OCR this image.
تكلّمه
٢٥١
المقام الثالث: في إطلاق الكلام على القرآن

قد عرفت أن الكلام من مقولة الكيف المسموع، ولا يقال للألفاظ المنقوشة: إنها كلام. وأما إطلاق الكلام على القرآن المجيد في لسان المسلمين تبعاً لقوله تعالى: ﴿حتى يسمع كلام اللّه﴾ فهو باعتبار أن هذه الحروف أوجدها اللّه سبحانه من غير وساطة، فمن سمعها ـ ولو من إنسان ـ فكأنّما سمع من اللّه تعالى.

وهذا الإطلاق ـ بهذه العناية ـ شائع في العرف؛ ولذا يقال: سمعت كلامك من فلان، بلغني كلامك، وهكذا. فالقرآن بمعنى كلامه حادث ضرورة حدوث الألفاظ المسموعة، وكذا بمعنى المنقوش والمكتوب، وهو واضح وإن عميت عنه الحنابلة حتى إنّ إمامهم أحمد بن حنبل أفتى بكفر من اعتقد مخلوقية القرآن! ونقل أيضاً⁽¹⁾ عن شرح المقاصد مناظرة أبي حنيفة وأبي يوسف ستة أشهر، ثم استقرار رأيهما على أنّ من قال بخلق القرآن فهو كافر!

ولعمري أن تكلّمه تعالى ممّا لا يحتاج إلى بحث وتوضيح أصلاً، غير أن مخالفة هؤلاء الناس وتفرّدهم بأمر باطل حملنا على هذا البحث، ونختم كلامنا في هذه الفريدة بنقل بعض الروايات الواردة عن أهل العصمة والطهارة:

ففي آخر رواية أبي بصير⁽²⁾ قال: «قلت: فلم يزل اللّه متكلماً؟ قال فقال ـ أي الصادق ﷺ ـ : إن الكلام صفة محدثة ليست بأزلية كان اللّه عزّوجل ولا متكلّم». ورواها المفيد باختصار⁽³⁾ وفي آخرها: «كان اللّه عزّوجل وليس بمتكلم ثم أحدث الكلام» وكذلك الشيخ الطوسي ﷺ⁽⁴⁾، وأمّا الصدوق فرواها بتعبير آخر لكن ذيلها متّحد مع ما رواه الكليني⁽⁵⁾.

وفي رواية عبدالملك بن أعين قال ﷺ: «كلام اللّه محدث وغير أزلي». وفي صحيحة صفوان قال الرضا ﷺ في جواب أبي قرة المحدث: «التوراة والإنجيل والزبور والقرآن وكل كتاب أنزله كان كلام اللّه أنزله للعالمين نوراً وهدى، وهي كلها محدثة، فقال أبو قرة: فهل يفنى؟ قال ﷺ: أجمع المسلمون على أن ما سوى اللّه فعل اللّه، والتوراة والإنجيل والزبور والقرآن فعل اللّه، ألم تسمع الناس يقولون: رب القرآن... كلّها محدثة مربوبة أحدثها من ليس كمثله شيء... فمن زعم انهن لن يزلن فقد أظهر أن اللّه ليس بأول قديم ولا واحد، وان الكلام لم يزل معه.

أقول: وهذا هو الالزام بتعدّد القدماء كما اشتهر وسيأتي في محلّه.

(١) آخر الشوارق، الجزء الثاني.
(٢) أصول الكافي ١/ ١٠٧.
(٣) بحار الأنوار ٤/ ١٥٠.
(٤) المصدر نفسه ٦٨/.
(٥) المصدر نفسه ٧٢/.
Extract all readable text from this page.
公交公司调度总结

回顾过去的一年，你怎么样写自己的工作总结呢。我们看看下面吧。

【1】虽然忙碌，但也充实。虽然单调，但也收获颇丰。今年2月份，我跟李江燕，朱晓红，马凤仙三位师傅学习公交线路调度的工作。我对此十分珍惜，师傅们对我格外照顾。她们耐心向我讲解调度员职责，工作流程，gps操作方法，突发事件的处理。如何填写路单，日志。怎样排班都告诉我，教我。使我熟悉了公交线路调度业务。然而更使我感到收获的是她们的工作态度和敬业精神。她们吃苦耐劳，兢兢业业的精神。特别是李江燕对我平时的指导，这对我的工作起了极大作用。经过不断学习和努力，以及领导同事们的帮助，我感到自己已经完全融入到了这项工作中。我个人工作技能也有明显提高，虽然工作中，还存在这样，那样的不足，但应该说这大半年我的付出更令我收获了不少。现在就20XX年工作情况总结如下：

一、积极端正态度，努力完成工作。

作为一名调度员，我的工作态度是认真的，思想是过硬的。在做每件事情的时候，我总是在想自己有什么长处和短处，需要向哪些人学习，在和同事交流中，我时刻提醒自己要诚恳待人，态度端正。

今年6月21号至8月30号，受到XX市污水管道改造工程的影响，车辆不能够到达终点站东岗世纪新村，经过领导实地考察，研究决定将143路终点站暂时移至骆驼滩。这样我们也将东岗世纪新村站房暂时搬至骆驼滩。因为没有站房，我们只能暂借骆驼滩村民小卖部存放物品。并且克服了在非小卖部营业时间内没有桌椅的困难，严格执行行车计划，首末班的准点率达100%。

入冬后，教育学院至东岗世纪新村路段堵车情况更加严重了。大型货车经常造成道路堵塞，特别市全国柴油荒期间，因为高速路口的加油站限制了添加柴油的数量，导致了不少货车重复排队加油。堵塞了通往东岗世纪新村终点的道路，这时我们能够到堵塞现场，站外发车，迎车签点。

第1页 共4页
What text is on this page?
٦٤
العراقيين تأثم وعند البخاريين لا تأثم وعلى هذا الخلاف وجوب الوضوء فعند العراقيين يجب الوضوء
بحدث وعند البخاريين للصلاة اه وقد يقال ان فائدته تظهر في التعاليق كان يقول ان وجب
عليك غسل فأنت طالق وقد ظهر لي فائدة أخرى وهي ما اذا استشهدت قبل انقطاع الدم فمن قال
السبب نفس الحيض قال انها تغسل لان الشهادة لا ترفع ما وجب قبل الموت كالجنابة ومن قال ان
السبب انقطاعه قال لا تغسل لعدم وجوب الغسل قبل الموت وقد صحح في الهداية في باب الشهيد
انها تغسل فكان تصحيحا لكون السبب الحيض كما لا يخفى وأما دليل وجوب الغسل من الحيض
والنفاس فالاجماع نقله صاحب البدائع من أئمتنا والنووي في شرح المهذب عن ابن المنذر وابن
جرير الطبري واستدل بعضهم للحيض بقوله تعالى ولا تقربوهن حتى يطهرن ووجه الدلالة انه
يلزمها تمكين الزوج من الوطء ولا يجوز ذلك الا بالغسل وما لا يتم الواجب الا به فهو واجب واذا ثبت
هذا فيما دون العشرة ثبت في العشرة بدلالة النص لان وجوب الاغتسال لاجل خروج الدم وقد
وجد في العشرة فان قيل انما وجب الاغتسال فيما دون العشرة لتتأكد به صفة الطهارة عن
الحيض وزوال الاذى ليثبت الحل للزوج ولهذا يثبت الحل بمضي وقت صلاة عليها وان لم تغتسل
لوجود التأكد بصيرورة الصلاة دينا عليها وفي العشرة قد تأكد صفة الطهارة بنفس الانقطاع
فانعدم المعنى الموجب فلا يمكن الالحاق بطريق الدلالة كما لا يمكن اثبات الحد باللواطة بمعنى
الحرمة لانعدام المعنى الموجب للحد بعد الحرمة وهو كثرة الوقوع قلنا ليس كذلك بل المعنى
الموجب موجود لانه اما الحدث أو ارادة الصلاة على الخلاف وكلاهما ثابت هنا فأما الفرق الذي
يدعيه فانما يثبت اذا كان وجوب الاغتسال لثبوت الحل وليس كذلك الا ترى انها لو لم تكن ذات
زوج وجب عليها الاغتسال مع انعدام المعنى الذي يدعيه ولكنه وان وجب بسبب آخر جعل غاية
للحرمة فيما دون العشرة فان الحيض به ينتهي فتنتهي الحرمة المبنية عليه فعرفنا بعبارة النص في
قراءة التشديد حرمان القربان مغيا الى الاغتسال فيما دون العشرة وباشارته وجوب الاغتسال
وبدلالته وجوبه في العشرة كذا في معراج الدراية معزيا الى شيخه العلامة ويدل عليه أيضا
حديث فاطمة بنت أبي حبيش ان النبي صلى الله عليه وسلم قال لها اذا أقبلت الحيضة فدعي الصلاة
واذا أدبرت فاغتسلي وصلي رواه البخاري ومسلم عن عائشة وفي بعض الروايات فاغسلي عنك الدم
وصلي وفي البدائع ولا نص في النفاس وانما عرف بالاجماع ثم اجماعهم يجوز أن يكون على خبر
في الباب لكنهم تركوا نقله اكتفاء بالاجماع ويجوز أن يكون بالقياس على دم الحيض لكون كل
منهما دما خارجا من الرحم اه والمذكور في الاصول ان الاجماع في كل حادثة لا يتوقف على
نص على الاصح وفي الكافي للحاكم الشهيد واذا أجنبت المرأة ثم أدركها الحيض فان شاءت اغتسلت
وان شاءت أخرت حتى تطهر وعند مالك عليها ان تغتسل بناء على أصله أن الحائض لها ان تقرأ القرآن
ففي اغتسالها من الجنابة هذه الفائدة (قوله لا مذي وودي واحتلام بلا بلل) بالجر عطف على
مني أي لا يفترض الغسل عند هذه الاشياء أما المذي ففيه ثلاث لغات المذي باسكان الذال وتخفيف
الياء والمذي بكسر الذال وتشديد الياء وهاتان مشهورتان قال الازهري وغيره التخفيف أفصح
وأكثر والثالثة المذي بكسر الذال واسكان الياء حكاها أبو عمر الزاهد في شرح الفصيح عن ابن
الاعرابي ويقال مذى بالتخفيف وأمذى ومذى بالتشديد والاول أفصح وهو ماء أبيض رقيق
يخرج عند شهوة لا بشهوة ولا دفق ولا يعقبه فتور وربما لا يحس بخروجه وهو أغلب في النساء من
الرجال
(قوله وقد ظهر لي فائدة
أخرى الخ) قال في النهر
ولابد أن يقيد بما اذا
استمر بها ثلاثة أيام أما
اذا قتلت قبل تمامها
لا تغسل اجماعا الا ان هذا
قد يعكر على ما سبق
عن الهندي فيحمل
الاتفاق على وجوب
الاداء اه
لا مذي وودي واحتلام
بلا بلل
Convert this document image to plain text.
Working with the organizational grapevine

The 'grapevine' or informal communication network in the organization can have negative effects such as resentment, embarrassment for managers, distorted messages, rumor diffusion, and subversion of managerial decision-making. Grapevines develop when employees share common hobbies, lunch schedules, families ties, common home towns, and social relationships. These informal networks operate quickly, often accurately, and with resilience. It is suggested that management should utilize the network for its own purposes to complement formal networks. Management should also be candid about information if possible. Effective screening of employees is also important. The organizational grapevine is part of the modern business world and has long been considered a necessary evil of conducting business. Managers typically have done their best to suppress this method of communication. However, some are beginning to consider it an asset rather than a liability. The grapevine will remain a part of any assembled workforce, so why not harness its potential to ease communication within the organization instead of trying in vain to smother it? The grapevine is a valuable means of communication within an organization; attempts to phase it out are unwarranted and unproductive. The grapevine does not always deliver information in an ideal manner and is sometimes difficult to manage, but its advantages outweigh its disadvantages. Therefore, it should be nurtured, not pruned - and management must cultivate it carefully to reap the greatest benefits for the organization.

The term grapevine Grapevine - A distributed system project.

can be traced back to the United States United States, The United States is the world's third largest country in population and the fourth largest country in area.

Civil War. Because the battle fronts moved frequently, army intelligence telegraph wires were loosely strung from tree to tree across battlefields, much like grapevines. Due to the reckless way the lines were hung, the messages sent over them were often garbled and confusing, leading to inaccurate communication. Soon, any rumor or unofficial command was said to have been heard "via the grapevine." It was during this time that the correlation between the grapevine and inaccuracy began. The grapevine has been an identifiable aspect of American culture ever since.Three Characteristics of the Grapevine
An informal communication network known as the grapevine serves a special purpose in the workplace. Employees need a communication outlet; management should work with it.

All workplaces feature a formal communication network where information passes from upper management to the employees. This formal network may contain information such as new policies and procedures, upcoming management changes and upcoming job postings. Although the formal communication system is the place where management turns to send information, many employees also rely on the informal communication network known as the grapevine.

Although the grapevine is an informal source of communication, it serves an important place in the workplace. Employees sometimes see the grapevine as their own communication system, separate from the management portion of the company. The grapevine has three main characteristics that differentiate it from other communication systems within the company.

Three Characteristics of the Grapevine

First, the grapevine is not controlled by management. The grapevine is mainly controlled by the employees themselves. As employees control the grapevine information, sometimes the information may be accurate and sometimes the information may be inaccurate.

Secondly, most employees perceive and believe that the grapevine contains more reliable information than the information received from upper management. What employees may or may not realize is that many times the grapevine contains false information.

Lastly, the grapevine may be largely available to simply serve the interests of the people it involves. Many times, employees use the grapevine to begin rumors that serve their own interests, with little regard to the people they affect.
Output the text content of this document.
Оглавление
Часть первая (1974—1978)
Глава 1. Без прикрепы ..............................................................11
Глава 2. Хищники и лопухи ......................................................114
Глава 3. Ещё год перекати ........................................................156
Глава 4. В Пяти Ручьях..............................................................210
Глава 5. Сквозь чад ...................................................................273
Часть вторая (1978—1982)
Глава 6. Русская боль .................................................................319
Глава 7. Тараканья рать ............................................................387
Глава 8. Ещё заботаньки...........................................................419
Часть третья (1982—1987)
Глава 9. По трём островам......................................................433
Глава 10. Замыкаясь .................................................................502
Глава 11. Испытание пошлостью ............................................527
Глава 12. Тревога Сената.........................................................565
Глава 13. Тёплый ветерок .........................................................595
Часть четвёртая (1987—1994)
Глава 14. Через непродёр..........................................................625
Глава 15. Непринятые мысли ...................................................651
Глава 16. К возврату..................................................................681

------------------------------------

▶ **Direction**:
Tally the lines in the listing that hold "أيضا" and report the number alone.

▶ **Result for this exercise**:
2